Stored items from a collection
## BEGIN

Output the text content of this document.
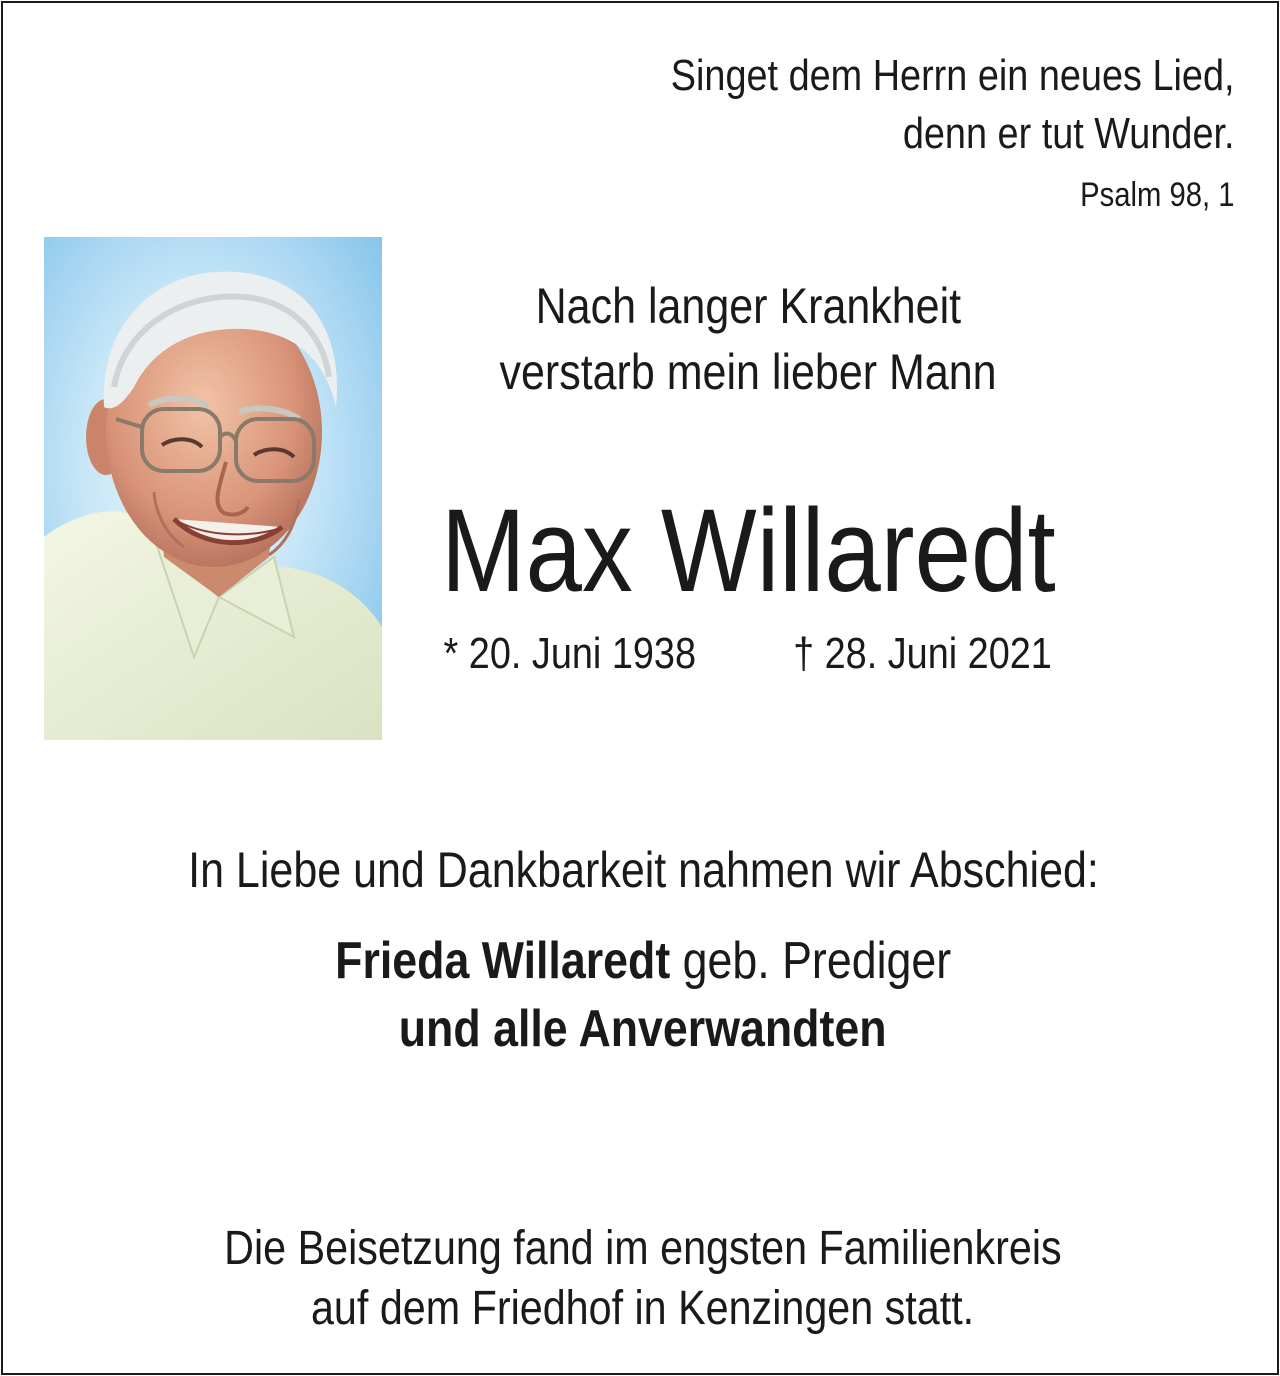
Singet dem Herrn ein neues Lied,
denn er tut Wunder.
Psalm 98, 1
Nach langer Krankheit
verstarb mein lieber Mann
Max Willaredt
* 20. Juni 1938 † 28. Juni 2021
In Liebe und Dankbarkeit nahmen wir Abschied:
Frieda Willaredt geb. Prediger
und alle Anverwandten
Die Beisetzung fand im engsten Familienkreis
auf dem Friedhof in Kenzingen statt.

## END

▸ GOAL:
Read the data above and count the lines that include "Willaredt". Answer only with the count.

▸ TASK RESULT:
2